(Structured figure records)
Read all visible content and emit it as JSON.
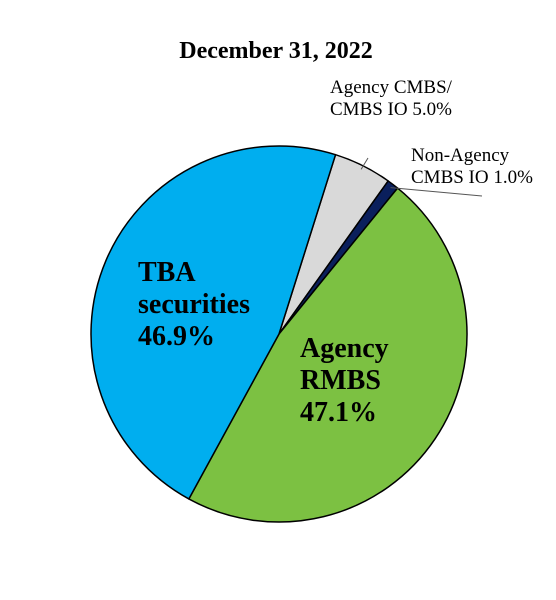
{
  "chart_data": {
    "type": "pie",
    "title": "December 31, 2022",
    "slices": [
      {
        "label": "Agency CMBS/ CMBS IO",
        "lines": [
          "Agency CMBS/",
          "CMBS IO 5.0%"
        ],
        "value": 5.0,
        "display": "5.0%",
        "color": "#d9d9d9"
      },
      {
        "label": "Non-Agency CMBS IO",
        "lines": [
          "Non-Agency",
          "CMBS IO 1.0%"
        ],
        "value": 1.0,
        "display": "1.0%",
        "color": "#0a1f5c"
      },
      {
        "label": "Agency RMBS",
        "lines": [
          "Agency",
          "RMBS",
          "47.1%"
        ],
        "value": 47.1,
        "display": "47.1%",
        "color": "#7cc142"
      },
      {
        "label": "TBA securities",
        "lines": [
          "TBA",
          "securities",
          "46.9%"
        ],
        "value": 46.9,
        "display": "46.9%",
        "color": "#00aeef"
      }
    ],
    "start_angle_deg": 17.5,
    "legend": "none"
  }
}
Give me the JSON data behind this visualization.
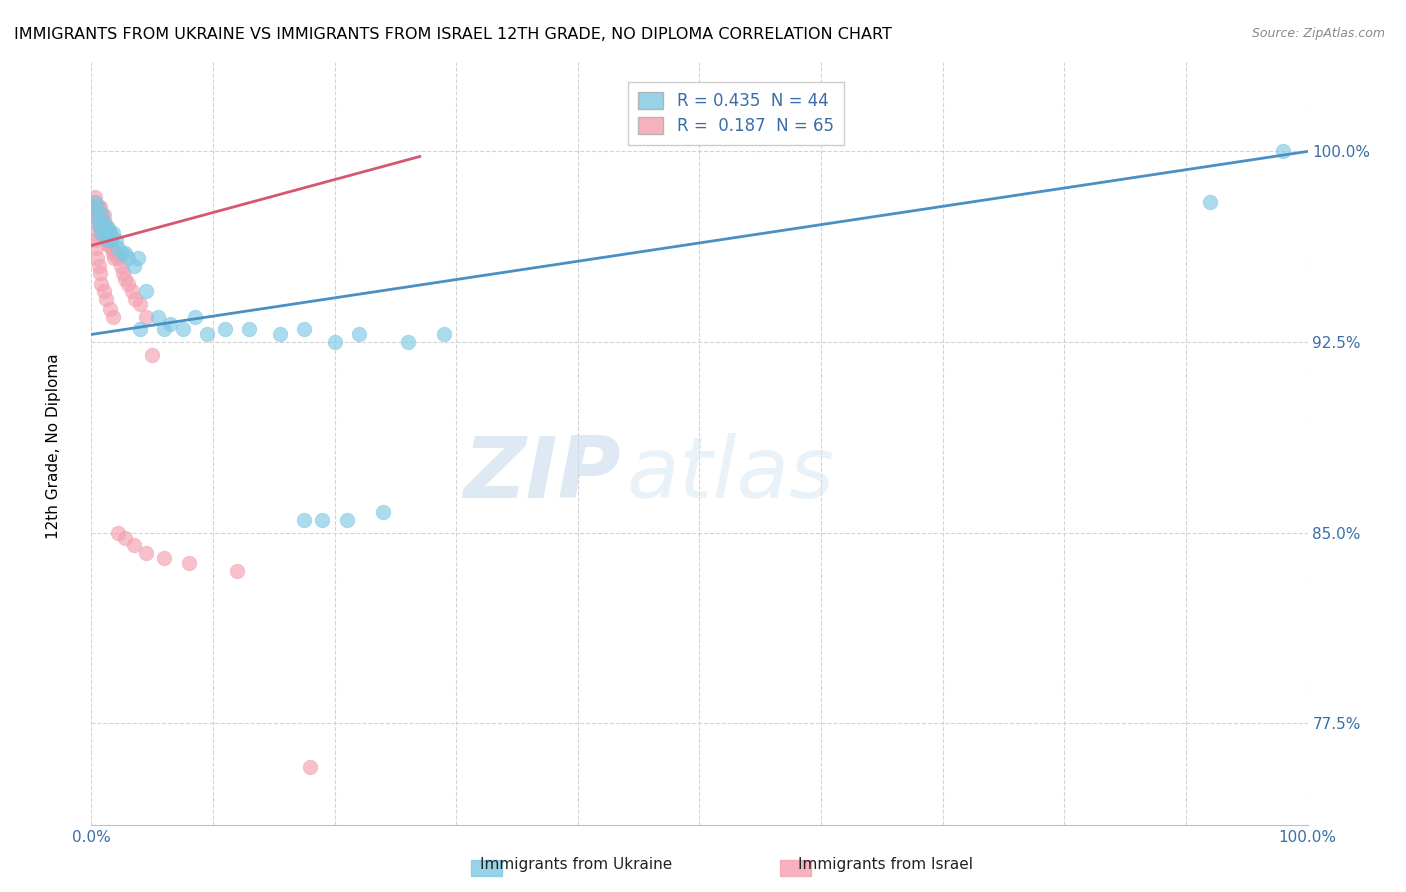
{
  "title": "IMMIGRANTS FROM UKRAINE VS IMMIGRANTS FROM ISRAEL 12TH GRADE, NO DIPLOMA CORRELATION CHART",
  "source": "Source: ZipAtlas.com",
  "ylabel": "12th Grade, No Diploma",
  "ukraine_color": "#7ec8e3",
  "israel_color": "#f4a0b0",
  "ukraine_line_color": "#4a90c4",
  "israel_line_color": "#d45870",
  "watermark_zip": "ZIP",
  "watermark_atlas": "atlas",
  "xlim": [
    0.0,
    1.0
  ],
  "ylim": [
    0.735,
    1.035
  ],
  "yticks": [
    0.775,
    0.85,
    0.925,
    1.0
  ],
  "ytick_labels": [
    "77.5%",
    "85.0%",
    "92.5%",
    "100.0%"
  ],
  "xticks": [
    0.0,
    0.1,
    0.2,
    0.3,
    0.4,
    0.5,
    0.6,
    0.7,
    0.8,
    0.9,
    1.0
  ],
  "ukraine_x": [
    0.003,
    0.004,
    0.005,
    0.006,
    0.007,
    0.008,
    0.009,
    0.01,
    0.011,
    0.012,
    0.013,
    0.014,
    0.015,
    0.016,
    0.018,
    0.02,
    0.022,
    0.025,
    0.028,
    0.03,
    0.035,
    0.038,
    0.04,
    0.045,
    0.055,
    0.06,
    0.065,
    0.075,
    0.085,
    0.095,
    0.11,
    0.13,
    0.155,
    0.175,
    0.2,
    0.22,
    0.175,
    0.19,
    0.21,
    0.24,
    0.26,
    0.29,
    0.92,
    0.98
  ],
  "ukraine_y": [
    0.98,
    0.975,
    0.978,
    0.972,
    0.97,
    0.968,
    0.975,
    0.972,
    0.97,
    0.968,
    0.965,
    0.97,
    0.968,
    0.965,
    0.968,
    0.965,
    0.962,
    0.96,
    0.96,
    0.958,
    0.955,
    0.958,
    0.93,
    0.945,
    0.935,
    0.93,
    0.932,
    0.93,
    0.935,
    0.928,
    0.93,
    0.93,
    0.928,
    0.93,
    0.925,
    0.928,
    0.855,
    0.855,
    0.855,
    0.858,
    0.925,
    0.928,
    0.98,
    1.0
  ],
  "israel_x": [
    0.002,
    0.003,
    0.003,
    0.004,
    0.004,
    0.005,
    0.005,
    0.005,
    0.006,
    0.006,
    0.006,
    0.007,
    0.007,
    0.007,
    0.008,
    0.008,
    0.008,
    0.009,
    0.009,
    0.01,
    0.01,
    0.011,
    0.011,
    0.012,
    0.012,
    0.013,
    0.013,
    0.014,
    0.014,
    0.015,
    0.015,
    0.016,
    0.017,
    0.018,
    0.019,
    0.02,
    0.022,
    0.024,
    0.026,
    0.028,
    0.03,
    0.033,
    0.036,
    0.04,
    0.045,
    0.002,
    0.003,
    0.004,
    0.005,
    0.006,
    0.007,
    0.008,
    0.01,
    0.012,
    0.015,
    0.018,
    0.022,
    0.028,
    0.035,
    0.045,
    0.06,
    0.08,
    0.12,
    0.18,
    0.05
  ],
  "israel_y": [
    0.98,
    0.982,
    0.978,
    0.978,
    0.975,
    0.978,
    0.975,
    0.972,
    0.978,
    0.975,
    0.972,
    0.978,
    0.975,
    0.97,
    0.975,
    0.972,
    0.968,
    0.972,
    0.968,
    0.975,
    0.97,
    0.972,
    0.968,
    0.97,
    0.965,
    0.97,
    0.965,
    0.968,
    0.963,
    0.968,
    0.963,
    0.965,
    0.962,
    0.96,
    0.958,
    0.96,
    0.958,
    0.955,
    0.952,
    0.95,
    0.948,
    0.945,
    0.942,
    0.94,
    0.935,
    0.968,
    0.965,
    0.962,
    0.958,
    0.955,
    0.952,
    0.948,
    0.945,
    0.942,
    0.938,
    0.935,
    0.85,
    0.848,
    0.845,
    0.842,
    0.84,
    0.838,
    0.835,
    0.758,
    0.92
  ]
}
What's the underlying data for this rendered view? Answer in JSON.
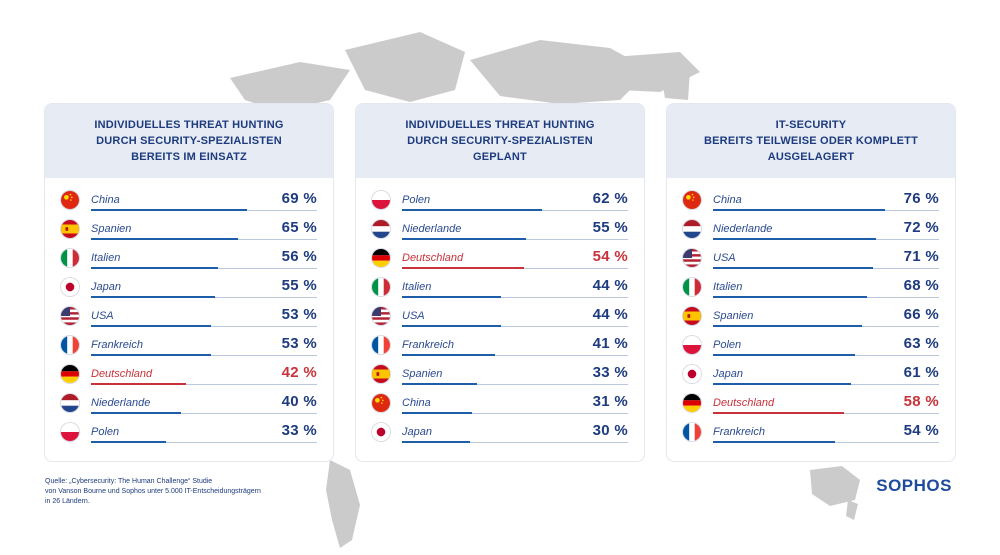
{
  "theme": {
    "primary": "#1d3b7e",
    "bar": "#1e5ea8",
    "highlight": "#c8323a",
    "map": "#cbcbcb",
    "header_bg": "#e6ebf4"
  },
  "panels": [
    {
      "title": "INDIVIDUELLES THREAT HUNTING\nDURCH SECURITY-SPEZIALISTEN\nBEREITS IM EINSATZ"
    },
    {
      "title": "INDIVIDUELLES THREAT HUNTING\nDURCH SECURITY-SPEZIALISTEN\nGEPLANT"
    },
    {
      "title": "IT-SECURITY\nBEREITS TEILWEISE ODER KOMPLETT\nAUSGELAGERT"
    }
  ],
  "chart_data": [
    {
      "type": "bar",
      "title": "INDIVIDUELLES THREAT HUNTING DURCH SECURITY-SPEZIALISTEN BEREITS IM EINSATZ",
      "categories": [
        "China",
        "Spanien",
        "Italien",
        "Japan",
        "USA",
        "Frankreich",
        "Deutschland",
        "Niederlande",
        "Polen"
      ],
      "values": [
        69,
        65,
        56,
        55,
        53,
        53,
        42,
        40,
        33
      ],
      "labels": [
        "69 %",
        "65 %",
        "56 %",
        "55 %",
        "53 %",
        "53 %",
        "42 %",
        "40 %",
        "33 %"
      ],
      "flags": [
        "china",
        "spain",
        "italy",
        "japan",
        "usa",
        "france",
        "germany",
        "netherlands",
        "poland"
      ],
      "highlight": "Deutschland",
      "ylim": [
        0,
        100
      ]
    },
    {
      "type": "bar",
      "title": "INDIVIDUELLES THREAT HUNTING DURCH SECURITY-SPEZIALISTEN GEPLANT",
      "categories": [
        "Polen",
        "Niederlande",
        "Deutschland",
        "Italien",
        "USA",
        "Frankreich",
        "Spanien",
        "China",
        "Japan"
      ],
      "values": [
        62,
        55,
        54,
        44,
        44,
        41,
        33,
        31,
        30
      ],
      "labels": [
        "62 %",
        "55 %",
        "54 %",
        "44 %",
        "44 %",
        "41 %",
        "33 %",
        "31 %",
        "30 %"
      ],
      "flags": [
        "poland",
        "netherlands",
        "germany",
        "italy",
        "usa",
        "france",
        "spain",
        "china",
        "japan"
      ],
      "highlight": "Deutschland",
      "ylim": [
        0,
        100
      ]
    },
    {
      "type": "bar",
      "title": "IT-SECURITY BEREITS TEILWEISE ODER KOMPLETT AUSGELAGERT",
      "categories": [
        "China",
        "Niederlande",
        "USA",
        "Italien",
        "Spanien",
        "Polen",
        "Japan",
        "Deutschland",
        "Frankreich"
      ],
      "values": [
        76,
        72,
        71,
        68,
        66,
        63,
        61,
        58,
        54
      ],
      "labels": [
        "76 %",
        "72 %",
        "71 %",
        "68 %",
        "66 %",
        "63 %",
        "61 %",
        "58 %",
        "54 %"
      ],
      "flags": [
        "china",
        "netherlands",
        "usa",
        "italy",
        "spain",
        "poland",
        "japan",
        "germany",
        "france"
      ],
      "highlight": "Deutschland",
      "ylim": [
        0,
        100
      ]
    }
  ],
  "footer": {
    "source": "Quelle: „Cybersecurity: The Human Challenge“ Studie\nvon Vanson Bourne und Sophos unter 5.000 IT-Entscheidungsträgern\nin 26 Ländern.",
    "brand": "SOPHOS"
  }
}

=== Given exercise ===
Read the entries and show each line that mentions "EINSATZ".

=== Task solution ===
      "title": "INDIVIDUELLES THREAT HUNTING\nDURCH SECURITY-SPEZIALISTEN\nBEREITS IM EINSATZ"
      "title": "INDIVIDUELLES THREAT HUNTING DURCH SECURITY-SPEZIALISTEN BEREITS IM EINSATZ",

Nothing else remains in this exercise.